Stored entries

□ □ □

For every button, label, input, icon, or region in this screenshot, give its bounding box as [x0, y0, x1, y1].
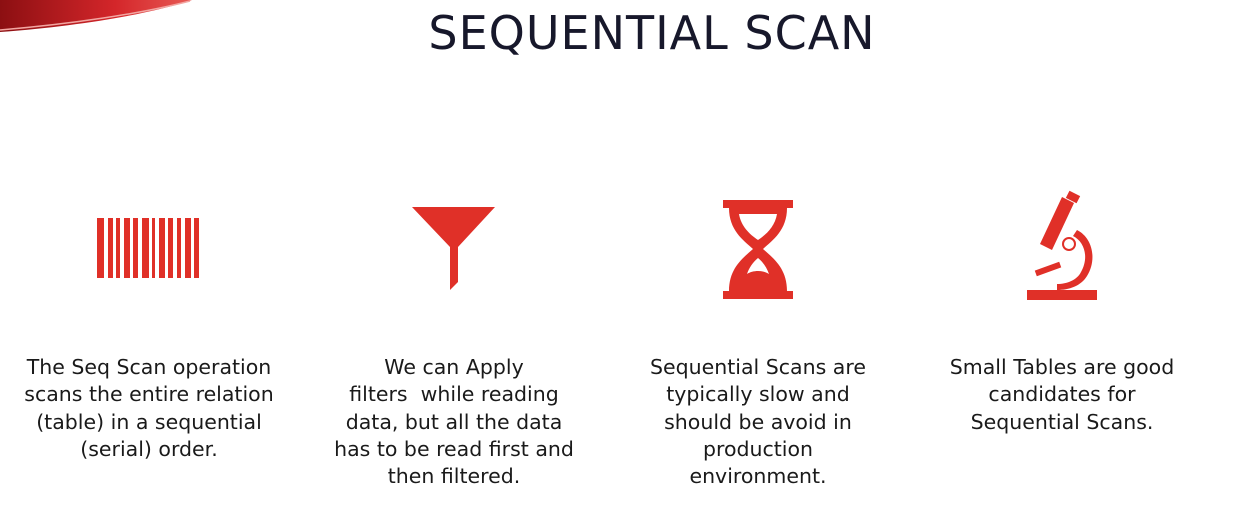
caption-line: production [702, 436, 814, 461]
caption-line: data, but all the data [345, 409, 563, 434]
caption-slow-scans: Sequential Scans are typically slow and … [613, 354, 903, 490]
column-funnel: We can Apply filters while reading data,… [309, 190, 599, 488]
caption-line: has to be read first and [334, 436, 574, 461]
column-barcode: The Seq Scan operation scans the entire … [4, 190, 294, 461]
column-hourglass: Sequential Scans are typically slow and … [613, 190, 903, 488]
caption-line: typically slow and [666, 382, 850, 407]
decorative-swoosh [0, 0, 192, 32]
caption-line: filters while reading [349, 382, 559, 407]
caption-line: scans the entire relation [24, 382, 274, 407]
barcode-icon [4, 190, 294, 310]
caption-line: The Seq Scan operation [26, 355, 272, 379]
caption-line: Sequential Scans. [970, 409, 1154, 434]
microscope-icon [917, 190, 1207, 310]
caption-filters: We can Apply filters while reading data,… [309, 354, 599, 490]
funnel-icon [309, 190, 599, 310]
page-title: SEQUENTIAL SCAN [428, 6, 876, 60]
caption-line: candidates for [988, 382, 1136, 407]
caption-line: environment. [689, 464, 827, 489]
caption-line: (table) in a sequential [36, 409, 262, 434]
caption-line: We can Apply [384, 355, 524, 379]
caption-seq-scan-operation: The Seq Scan operation scans the entire … [4, 354, 294, 463]
caption-line: (serial) order. [80, 436, 218, 461]
caption-line: then filtered. [387, 464, 521, 489]
caption-line: should be avoid in [664, 409, 852, 434]
column-microscope: Small Tables are good candidates for Seq… [917, 190, 1207, 434]
caption-small-tables: Small Tables are good candidates for Seq… [917, 354, 1207, 436]
caption-line: Sequential Scans are [650, 355, 866, 379]
caption-line: Small Tables are good [949, 355, 1175, 379]
hourglass-icon [613, 190, 903, 310]
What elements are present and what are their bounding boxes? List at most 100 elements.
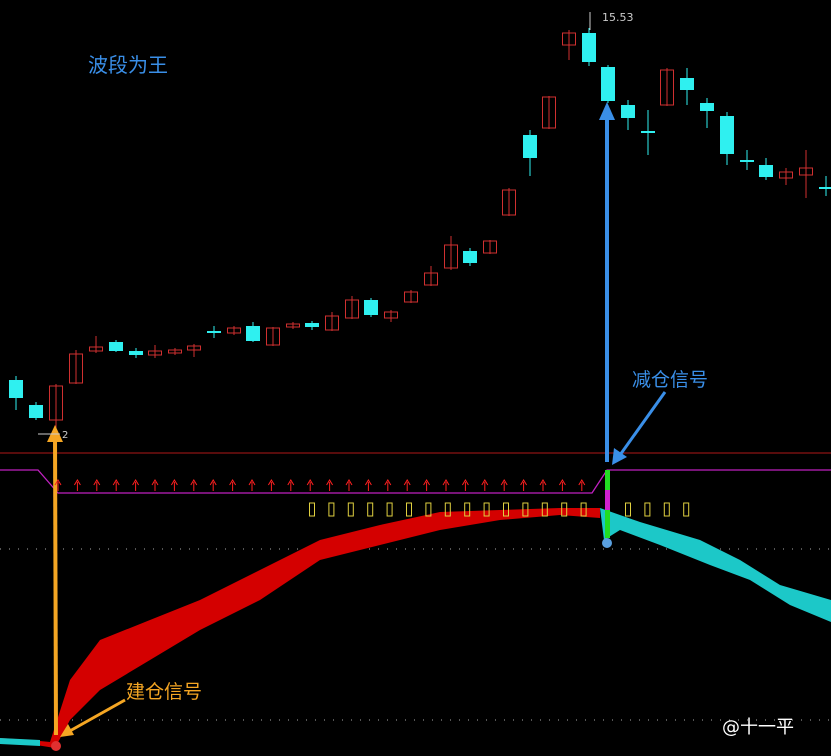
low-label: 2 (62, 430, 68, 441)
signal-box (522, 502, 529, 517)
up-arrow-head (578, 479, 586, 486)
candle-body (207, 331, 221, 333)
candle-body (168, 349, 182, 354)
cyan-band (600, 508, 831, 622)
up-arrow-head (403, 479, 411, 486)
up-arrow-head (461, 479, 469, 486)
up-arrow-head (229, 479, 237, 486)
candle-body (621, 105, 635, 118)
signal-box (683, 502, 690, 517)
signal-box (444, 502, 451, 517)
up-arrow-head (209, 479, 217, 486)
up-arrow-head (73, 479, 81, 486)
signal-box (561, 502, 568, 517)
candle-body (819, 187, 831, 189)
candle-body (286, 323, 300, 328)
up-arrow-head (364, 479, 372, 486)
candle-body (29, 405, 43, 418)
candle-body (404, 291, 418, 303)
signal-box (625, 502, 631, 517)
candle-body (740, 160, 754, 162)
arrow (67, 698, 126, 734)
signal-box (309, 502, 315, 517)
candle-body (187, 345, 201, 351)
candle-body (799, 167, 813, 176)
candle-body (444, 244, 458, 269)
candle-body (483, 240, 497, 254)
signal-box (386, 502, 393, 517)
up-arrow-head (93, 479, 101, 486)
signal-box (406, 502, 412, 517)
signal-dot (602, 538, 612, 548)
candle-body (345, 299, 359, 319)
up-arrow-head (248, 479, 256, 486)
up-arrow-head (558, 479, 566, 486)
candle-body (523, 135, 537, 158)
arrow-head (60, 724, 74, 737)
up-arrow-head (170, 479, 178, 486)
signal-dot (51, 741, 61, 751)
candle-body (424, 272, 438, 286)
up-arrow-head (112, 479, 120, 486)
watermark: @十一平 (722, 717, 794, 738)
signal-box (464, 502, 471, 517)
signal-box (367, 502, 374, 517)
arrow (53, 434, 58, 736)
candle-body (364, 300, 378, 315)
red-band (0, 508, 600, 748)
signal-box (328, 502, 335, 517)
up-arrow-head (500, 479, 508, 486)
up-arrow-head (287, 479, 295, 486)
signal-box (541, 502, 548, 517)
up-arrow-head (151, 479, 159, 486)
up-arrow-head (442, 479, 450, 486)
signal-box (347, 502, 354, 517)
build-signal-label: 建仓信号 (126, 681, 202, 703)
candle-body (129, 351, 143, 355)
high-label: 15.53 (602, 11, 634, 24)
signal-box (503, 502, 509, 517)
up-arrow-head (132, 479, 140, 486)
candle-body (720, 116, 734, 154)
signal-bar (605, 490, 610, 510)
signal-bar (605, 470, 610, 490)
candle-body (148, 350, 162, 356)
up-arrow-head (423, 479, 431, 486)
candle-body (69, 353, 83, 384)
candle-body (384, 311, 398, 319)
candle-body (562, 32, 576, 46)
candle-body (325, 315, 339, 331)
candle-body (89, 346, 103, 352)
candle-body (463, 251, 477, 263)
signal-box (483, 502, 490, 517)
candle-body (759, 165, 773, 177)
candle-body (680, 78, 694, 90)
up-arrow-head (539, 479, 547, 486)
up-arrow-head (306, 479, 314, 486)
candle-body (305, 323, 319, 327)
signal-box (663, 502, 670, 517)
candle-body (109, 342, 123, 351)
candle-body (700, 103, 714, 111)
indicator (0, 102, 831, 751)
candle-body (9, 380, 23, 398)
candle-body (502, 189, 516, 216)
candles (9, 28, 831, 432)
up-arrow-head (326, 479, 334, 486)
candle-body (266, 327, 280, 346)
up-arrow-head (481, 479, 489, 486)
cyan-band (0, 738, 40, 746)
up-arrow-head (384, 479, 392, 486)
up-arrow-head (520, 479, 528, 486)
arrow-head (599, 102, 615, 120)
arrow-head (612, 448, 627, 465)
up-arrow-head (190, 479, 198, 486)
candle-body (49, 385, 63, 421)
reduce-signal-label: 减仓信号 (632, 369, 708, 391)
title: 波段为王 (88, 53, 168, 77)
candle-body (660, 69, 674, 106)
signal-box (425, 502, 432, 517)
up-arrow-head (54, 479, 62, 486)
arrow (618, 391, 667, 456)
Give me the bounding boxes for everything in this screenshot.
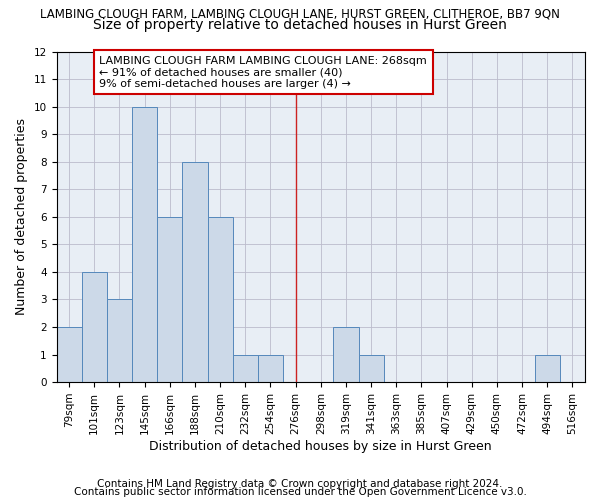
Text: LAMBING CLOUGH FARM LAMBING CLOUGH LANE: 268sqm
← 91% of detached houses are sma: LAMBING CLOUGH FARM LAMBING CLOUGH LANE:… [100, 56, 427, 89]
Bar [132, 106, 157, 382]
Bar [56, 327, 82, 382]
Text: LAMBING CLOUGH FARM, LAMBING CLOUGH LANE, HURST GREEN, CLITHEROE, BB7 9QN: LAMBING CLOUGH FARM, LAMBING CLOUGH LANE… [40, 8, 560, 20]
Bar [157, 217, 182, 382]
Bar [359, 354, 383, 382]
Bar [182, 162, 208, 382]
Bar [82, 272, 107, 382]
Text: Contains HM Land Registry data © Crown copyright and database right 2024.: Contains HM Land Registry data © Crown c… [97, 479, 503, 489]
Bar [208, 217, 233, 382]
Text: Size of property relative to detached houses in Hurst Green: Size of property relative to detached ho… [93, 18, 507, 32]
Bar [535, 354, 560, 382]
Text: Contains public sector information licensed under the Open Government Licence v3: Contains public sector information licen… [74, 487, 526, 497]
X-axis label: Distribution of detached houses by size in Hurst Green: Distribution of detached houses by size … [149, 440, 492, 452]
Bar [233, 354, 258, 382]
Bar [258, 354, 283, 382]
Y-axis label: Number of detached properties: Number of detached properties [15, 118, 28, 316]
Bar [334, 327, 359, 382]
Bar [107, 300, 132, 382]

□ □ □

WRITTEN PROBLEM
Copy the stored entries above line for line, keeping every character the same, and leave out the pictures.

REPLY
For every button, label, input, icon, or region in this screenshot, give its bounding box as [x0, y0, x1, y1].
caption-line: production [702, 436, 814, 461]
caption-line: data, but all the data [345, 409, 563, 434]
caption-slow-scans: Sequential Scans are typically slow and … [613, 354, 903, 490]
column-funnel: We can Apply filters while reading data,… [309, 190, 599, 488]
caption-line: has to be read first and [334, 436, 574, 461]
column-barcode: The Seq Scan operation scans the entire … [4, 190, 294, 461]
column-hourglass: Sequential Scans are typically slow and … [613, 190, 903, 488]
caption-line: typically slow and [666, 382, 850, 407]
decorative-swoosh [0, 0, 192, 32]
caption-line: filters while reading [349, 382, 559, 407]
caption-line: scans the entire relation [24, 382, 274, 407]
barcode-icon [4, 190, 294, 310]
caption-line: The Seq Scan operation [26, 355, 272, 379]
caption-line: Sequential Scans. [970, 409, 1154, 434]
microscope-icon [917, 190, 1207, 310]
caption-filters: We can Apply filters while reading data,… [309, 354, 599, 490]
funnel-icon [309, 190, 599, 310]
page-title: SEQUENTIAL SCAN [428, 6, 876, 60]
caption-line: candidates for [988, 382, 1136, 407]
caption-line: environment. [689, 464, 827, 489]
caption-line: (table) in a sequential [36, 409, 262, 434]
caption-line: We can Apply [384, 355, 524, 379]
caption-seq-scan-operation: The Seq Scan operation scans the entire … [4, 354, 294, 463]
caption-line: (serial) order. [80, 436, 218, 461]
caption-line: then filtered. [387, 464, 521, 489]
caption-line: should be avoid in [664, 409, 852, 434]
column-microscope: Small Tables are good candidates for Seq… [917, 190, 1207, 434]
caption-small-tables: Small Tables are good candidates for Seq… [917, 354, 1207, 436]
caption-line: Sequential Scans are [650, 355, 866, 379]
caption-line: Small Tables are good [949, 355, 1175, 379]
hourglass-icon [613, 190, 903, 310]
What elements are present and what are their bounding boxes? List at most 100 elements.
low-label: 2 (62, 430, 68, 441)
signal-box (522, 502, 529, 517)
up-arrow-head (578, 479, 586, 486)
candle-body (207, 331, 221, 333)
candle-body (168, 349, 182, 354)
cyan-band (600, 508, 831, 622)
up-arrow-head (403, 479, 411, 486)
up-arrow-head (461, 479, 469, 486)
up-arrow-head (229, 479, 237, 486)
candle-body (621, 105, 635, 118)
signal-box (683, 502, 690, 517)
signal-box (444, 502, 451, 517)
up-arrow-head (209, 479, 217, 486)
up-arrow-head (73, 479, 81, 486)
signal-box (561, 502, 568, 517)
candle-body (819, 187, 831, 189)
candle-body (286, 323, 300, 328)
up-arrow-head (364, 479, 372, 486)
candle-body (29, 405, 43, 418)
candle-body (404, 291, 418, 303)
signal-box (625, 502, 631, 517)
candle-body (740, 160, 754, 162)
arrow (67, 698, 126, 734)
signal-box (309, 502, 315, 517)
candle-body (187, 345, 201, 351)
candle-body (799, 167, 813, 176)
candle-body (444, 244, 458, 269)
candle-body (483, 240, 497, 254)
signal-box (386, 502, 393, 517)
up-arrow-head (93, 479, 101, 486)
signal-box (406, 502, 412, 517)
signal-dot (602, 538, 612, 548)
candle-body (345, 299, 359, 319)
up-arrow-head (248, 479, 256, 486)
up-arrow-head (558, 479, 566, 486)
candle-body (523, 135, 537, 158)
arrow-head (60, 724, 74, 737)
up-arrow-head (170, 479, 178, 486)
signal-dot (51, 741, 61, 751)
candle-body (424, 272, 438, 286)
up-arrow-head (112, 479, 120, 486)
watermark: @十一平 (722, 717, 794, 738)
signal-box (464, 502, 471, 517)
signal-box (367, 502, 374, 517)
arrow (53, 434, 58, 736)
candle-body (364, 300, 378, 315)
red-band (0, 508, 600, 748)
signal-box (328, 502, 335, 517)
up-arrow-head (500, 479, 508, 486)
up-arrow-head (287, 479, 295, 486)
signal-box (541, 502, 548, 517)
up-arrow-head (151, 479, 159, 486)
up-arrow-head (442, 479, 450, 486)
signal-box (347, 502, 354, 517)
build-signal-label: 建仓信号 (126, 681, 202, 703)
candle-body (129, 351, 143, 355)
high-label: 15.53 (602, 11, 634, 24)
signal-box (503, 502, 509, 517)
up-arrow-head (132, 479, 140, 486)
candle-body (720, 116, 734, 154)
signal-bar (605, 490, 610, 510)
signal-bar (605, 470, 610, 490)
candle-body (148, 350, 162, 356)
up-arrow-head (423, 479, 431, 486)
candle-body (69, 353, 83, 384)
candle-body (384, 311, 398, 319)
candle-body (562, 32, 576, 46)
candle-body (325, 315, 339, 331)
candle-body (89, 346, 103, 352)
candle-body (463, 251, 477, 263)
signal-box (483, 502, 490, 517)
candle-body (759, 165, 773, 177)
candle-body (680, 78, 694, 90)
up-arrow-head (539, 479, 547, 486)
up-arrow-head (306, 479, 314, 486)
candle-body (305, 323, 319, 327)
signal-box (663, 502, 670, 517)
candle-body (109, 342, 123, 351)
candle-body (700, 103, 714, 111)
indicator (0, 102, 831, 751)
candle-body (9, 380, 23, 398)
candle-body (502, 189, 516, 216)
candles (9, 28, 831, 432)
up-arrow-head (326, 479, 334, 486)
candle-body (266, 327, 280, 346)
up-arrow-head (481, 479, 489, 486)
cyan-band (0, 738, 40, 746)
up-arrow-head (384, 479, 392, 486)
up-arrow-head (520, 479, 528, 486)
arrow-head (599, 102, 615, 120)
arrow-head (612, 448, 627, 465)
up-arrow-head (190, 479, 198, 486)
candle-body (49, 385, 63, 421)
reduce-signal-label: 减仓信号 (632, 369, 708, 391)
title: 波段为王 (88, 53, 168, 77)
candle-body (660, 69, 674, 106)
signal-box (425, 502, 432, 517)
up-arrow-head (54, 479, 62, 486)
arrow (618, 391, 667, 456)
Give me the bounding boxes for everything in this screenshot.
Text: LAMBING CLOUGH FARM LAMBING CLOUGH LANE: 268sqm
← 91% of detached houses are sma: LAMBING CLOUGH FARM LAMBING CLOUGH LANE:… [100, 56, 427, 89]
Bar [132, 106, 157, 382]
Bar [56, 327, 82, 382]
Text: LAMBING CLOUGH FARM, LAMBING CLOUGH LANE, HURST GREEN, CLITHEROE, BB7 9QN: LAMBING CLOUGH FARM, LAMBING CLOUGH LANE… [40, 8, 560, 20]
Bar [157, 217, 182, 382]
Bar [359, 354, 383, 382]
Bar [182, 162, 208, 382]
Bar [82, 272, 107, 382]
Text: Contains HM Land Registry data © Crown copyright and database right 2024.: Contains HM Land Registry data © Crown c… [97, 479, 503, 489]
Bar [208, 217, 233, 382]
Text: Size of property relative to detached houses in Hurst Green: Size of property relative to detached ho… [93, 18, 507, 32]
Bar [535, 354, 560, 382]
Text: Contains public sector information licensed under the Open Government Licence v3: Contains public sector information licen… [74, 487, 526, 497]
X-axis label: Distribution of detached houses by size in Hurst Green: Distribution of detached houses by size … [149, 440, 492, 452]
Bar [233, 354, 258, 382]
Bar [258, 354, 283, 382]
Y-axis label: Number of detached properties: Number of detached properties [15, 118, 28, 316]
Bar [334, 327, 359, 382]
Bar [107, 300, 132, 382]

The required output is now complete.